## Excerpted records
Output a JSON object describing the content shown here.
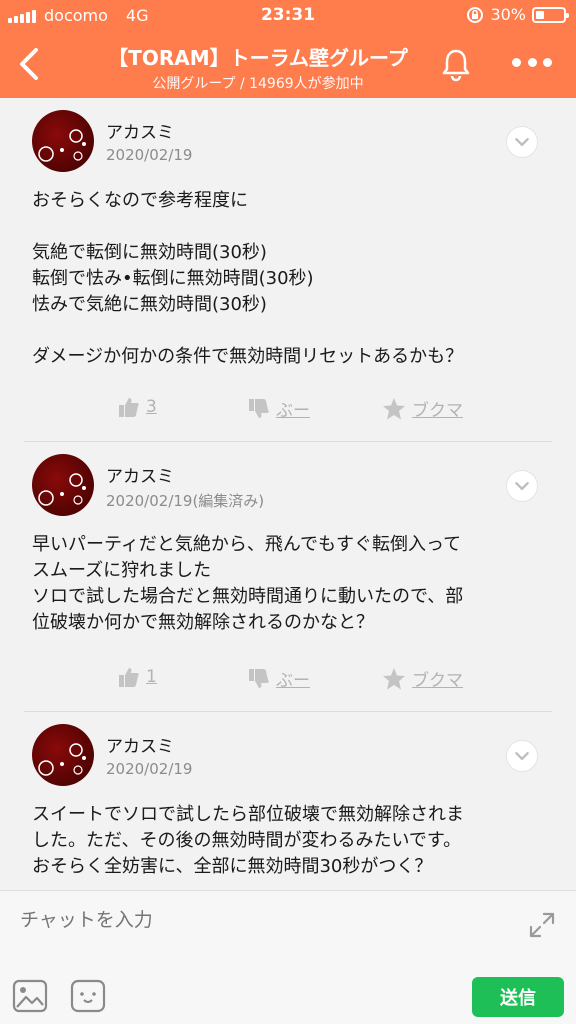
{
  "status_bar": {
    "carrier": "docomo",
    "network": "4G",
    "time": "23:31",
    "battery": "30%",
    "battery_level": 0.3
  },
  "header": {
    "title": "【TORAM】トーラム壁グループ",
    "subtitle": "公開グループ / 14969人が参加中",
    "back_icon": "chevron-left-icon",
    "bell_icon": "bell-icon",
    "more_icon": "more-dots-icon"
  },
  "posts": [
    {
      "author": "アカスミ",
      "date": "2020/02/19",
      "body": "おそらくなので参考程度に\n\n気絶で転倒に無効時間(30秒)\n転倒で怯み•転倒に無効時間(30秒)\n怯みで気絶に無効時間(30秒)\n\nダメージか何かの条件で無効時間リセットあるかも？",
      "likes": "3",
      "boo": "ぶー",
      "bookmark": "ブクマ"
    },
    {
      "author": "アカスミ",
      "date": "2020/02/19(編集済み)",
      "body": "早いパーティだと気絶から、飛んでもすぐ転倒入って\nスムーズに狩れました\nソロで試した場合だと無効時間通りに動いたので、部\n位破壊か何かで無効解除されるのかなと？",
      "likes": "1",
      "boo": "ぶー",
      "bookmark": "ブクマ"
    },
    {
      "author": "アカスミ",
      "date": "2020/02/19",
      "body": "スイートでソロで試したら部位破壊で無効解除されま\nした。ただ、その後の無効時間が変わるみたいです。\nおそらく全妨害に、全部に無効時間30秒がつく？"
    }
  ],
  "composer": {
    "placeholder": "チャットを入力",
    "send_label": "送信"
  },
  "colors": {
    "header": "#ff7c4d",
    "send": "#1fbf57",
    "muted": "#b3b3b3"
  }
}
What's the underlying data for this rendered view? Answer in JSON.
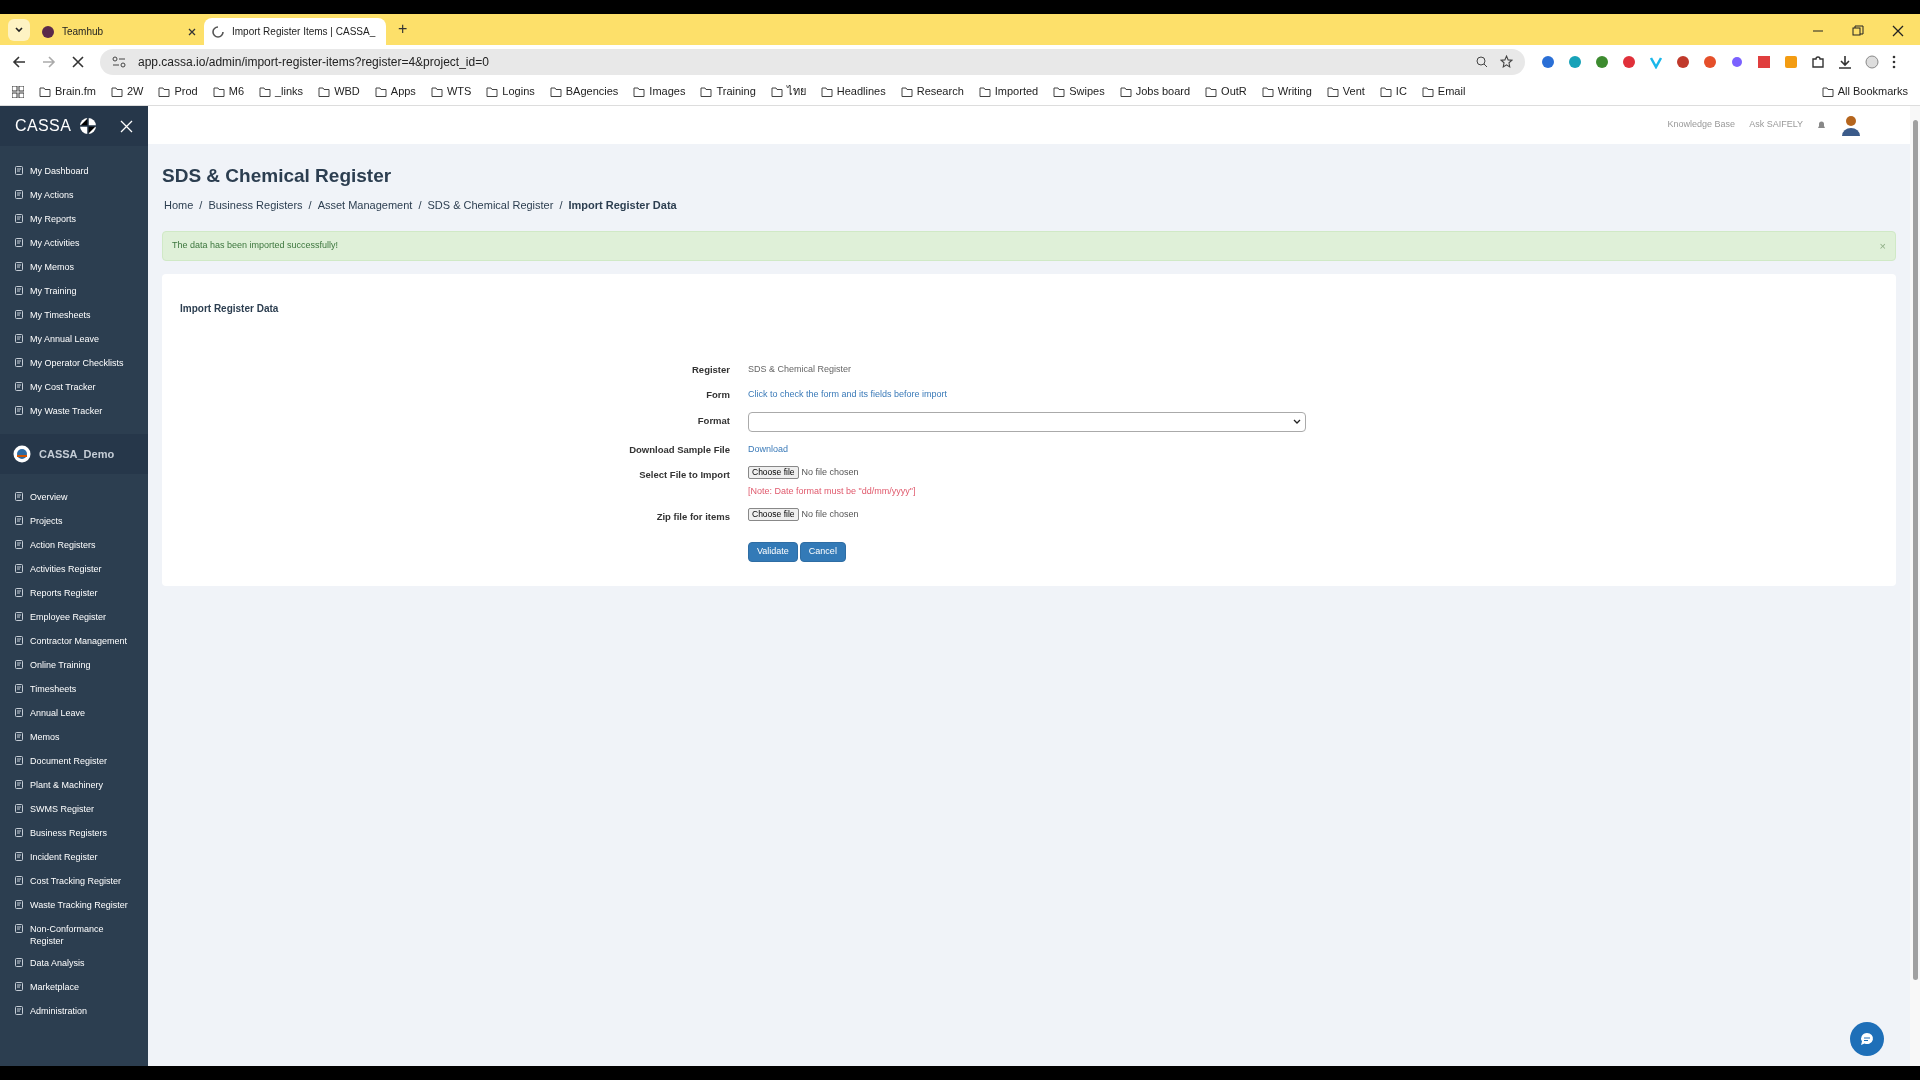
{
  "browser": {
    "tabs": [
      {
        "title": "Teamhub",
        "selected": false
      },
      {
        "title": "Import Register Items | CASSA_",
        "selected": true
      }
    ],
    "url": "app.cassa.io/admin/import-register-items?register=4&project_id=0",
    "bookmarks": [
      "Brain.fm",
      "2W",
      "Prod",
      "M6",
      "_links",
      "WBD",
      "Apps",
      "WTS",
      "Logins",
      "BAgencies",
      "Images",
      "Training",
      "ไทย",
      "Headlines",
      "Research",
      "Imported",
      "Swipes",
      "Jobs board",
      "OutR",
      "Writing",
      "Vent",
      "IC",
      "Email"
    ],
    "all_bookmarks": "All Bookmarks",
    "new_tab": "+"
  },
  "sidebar": {
    "brand": "CASSA",
    "personal_items": [
      "My Dashboard",
      "My Actions",
      "My Reports",
      "My Activities",
      "My Memos",
      "My Training",
      "My Timesheets",
      "My Annual Leave",
      "My Operator Checklists",
      "My Cost Tracker",
      "My Waste Tracker"
    ],
    "workspace": "CASSA_Demo",
    "items": [
      "Overview",
      "Projects",
      "Action Registers",
      "Activities Register",
      "Reports Register",
      "Employee Register",
      "Contractor Management",
      "Online Training",
      "Timesheets",
      "Annual Leave",
      "Memos",
      "Document Register",
      "Plant & Machinery",
      "SWMS Register",
      "Business Registers",
      "Incident Register",
      "Cost Tracking Register",
      "Waste Tracking Register",
      "Non-Conformance Register",
      "Data Analysis",
      "Marketplace",
      "Administration"
    ]
  },
  "header": {
    "links": [
      "Knowledge Base",
      "Ask SAIFELY"
    ]
  },
  "page": {
    "title": "SDS & Chemical Register",
    "breadcrumbs": [
      "Home",
      "Business Registers",
      "Asset Management",
      "SDS & Chemical Register",
      "Import Register Data"
    ],
    "breadcrumb_separator": "/",
    "alert": "The data has been imported successfully!",
    "alert_close": "×"
  },
  "card": {
    "title": "Import Register Data",
    "rows": [
      {
        "kind": "text",
        "label": "Register",
        "value": "SDS & Chemical Register"
      },
      {
        "kind": "link",
        "label": "Form",
        "value": "Click to check the form and its fields before import"
      },
      {
        "kind": "select",
        "label": "Format"
      },
      {
        "kind": "link",
        "label": "Download Sample File",
        "value": "Download"
      },
      {
        "kind": "file",
        "label": "Select File to Import",
        "button": "Choose file",
        "value": "No file chosen",
        "note": "[Note: Date format must be \"dd/mm/yyyy\"]"
      },
      {
        "kind": "file",
        "label": "Zip file for items",
        "button": "Choose file",
        "value": "No file chosen"
      }
    ],
    "buttons": [
      "Validate",
      "Cancel"
    ]
  }
}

## Problem to solve
Restate each entry word for word, leaving out any pictures.

## Exercise response
Output a JSON object describing the content shown here.
{
  "status_bar": {
    "carrier": "docomo",
    "network": "4G",
    "time": "23:31",
    "battery": "30%",
    "battery_level": 0.3
  },
  "header": {
    "title": "【TORAM】トーラム壁グループ",
    "subtitle": "公開グループ / 14969人が参加中",
    "back_icon": "chevron-left-icon",
    "bell_icon": "bell-icon",
    "more_icon": "more-dots-icon"
  },
  "posts": [
    {
      "author": "アカスミ",
      "date": "2020/02/19",
      "body": "おそらくなので参考程度に\n\n気絶で転倒に無効時間(30秒)\n転倒で怯み•転倒に無効時間(30秒)\n怯みで気絶に無効時間(30秒)\n\nダメージか何かの条件で無効時間リセットあるかも？",
      "likes": "3",
      "boo": "ぶー",
      "bookmark": "ブクマ"
    },
    {
      "author": "アカスミ",
      "date": "2020/02/19(編集済み)",
      "body": "早いパーティだと気絶から、飛んでもすぐ転倒入って\nスムーズに狩れました\nソロで試した場合だと無効時間通りに動いたので、部\n位破壊か何かで無効解除されるのかなと？",
      "likes": "1",
      "boo": "ぶー",
      "bookmark": "ブクマ"
    },
    {
      "author": "アカスミ",
      "date": "2020/02/19",
      "body": "スイートでソロで試したら部位破壊で無効解除されま\nした。ただ、その後の無効時間が変わるみたいです。\nおそらく全妨害に、全部に無効時間30秒がつく？"
    }
  ],
  "composer": {
    "placeholder": "チャットを入力",
    "send_label": "送信"
  },
  "colors": {
    "header": "#ff7c4d",
    "send": "#1fbf57",
    "muted": "#b3b3b3"
  }
}
What's the underlying data for this rendered view? Answer in JSON.
{
  "browser": {
    "tabs": [
      {
        "title": "Teamhub",
        "selected": false
      },
      {
        "title": "Import Register Items | CASSA_",
        "selected": true
      }
    ],
    "url": "app.cassa.io/admin/import-register-items?register=4&project_id=0",
    "bookmarks": [
      "Brain.fm",
      "2W",
      "Prod",
      "M6",
      "_links",
      "WBD",
      "Apps",
      "WTS",
      "Logins",
      "BAgencies",
      "Images",
      "Training",
      "ไทย",
      "Headlines",
      "Research",
      "Imported",
      "Swipes",
      "Jobs board",
      "OutR",
      "Writing",
      "Vent",
      "IC",
      "Email"
    ],
    "all_bookmarks": "All Bookmarks",
    "new_tab": "+"
  },
  "sidebar": {
    "brand": "CASSA",
    "personal_items": [
      "My Dashboard",
      "My Actions",
      "My Reports",
      "My Activities",
      "My Memos",
      "My Training",
      "My Timesheets",
      "My Annual Leave",
      "My Operator Checklists",
      "My Cost Tracker",
      "My Waste Tracker"
    ],
    "workspace": "CASSA_Demo",
    "items": [
      "Overview",
      "Projects",
      "Action Registers",
      "Activities Register",
      "Reports Register",
      "Employee Register",
      "Contractor Management",
      "Online Training",
      "Timesheets",
      "Annual Leave",
      "Memos",
      "Document Register",
      "Plant & Machinery",
      "SWMS Register",
      "Business Registers",
      "Incident Register",
      "Cost Tracking Register",
      "Waste Tracking Register",
      "Non-Conformance Register",
      "Data Analysis",
      "Marketplace",
      "Administration"
    ]
  },
  "header": {
    "links": [
      "Knowledge Base",
      "Ask SAIFELY"
    ]
  },
  "page": {
    "title": "SDS & Chemical Register",
    "breadcrumbs": [
      "Home",
      "Business Registers",
      "Asset Management",
      "SDS & Chemical Register",
      "Import Register Data"
    ],
    "breadcrumb_separator": "/",
    "alert": "The data has been imported successfully!",
    "alert_close": "×"
  },
  "card": {
    "title": "Import Register Data",
    "rows": [
      {
        "kind": "text",
        "label": "Register",
        "value": "SDS & Chemical Register"
      },
      {
        "kind": "link",
        "label": "Form",
        "value": "Click to check the form and its fields before import"
      },
      {
        "kind": "select",
        "label": "Format"
      },
      {
        "kind": "link",
        "label": "Download Sample File",
        "value": "Download"
      },
      {
        "kind": "file",
        "label": "Select File to Import",
        "button": "Choose file",
        "value": "No file chosen",
        "note": "[Note: Date format must be \"dd/mm/yyyy\"]"
      },
      {
        "kind": "file",
        "label": "Zip file for items",
        "button": "Choose file",
        "value": "No file chosen"
      }
    ],
    "buttons": [
      "Validate",
      "Cancel"
    ]
  }
}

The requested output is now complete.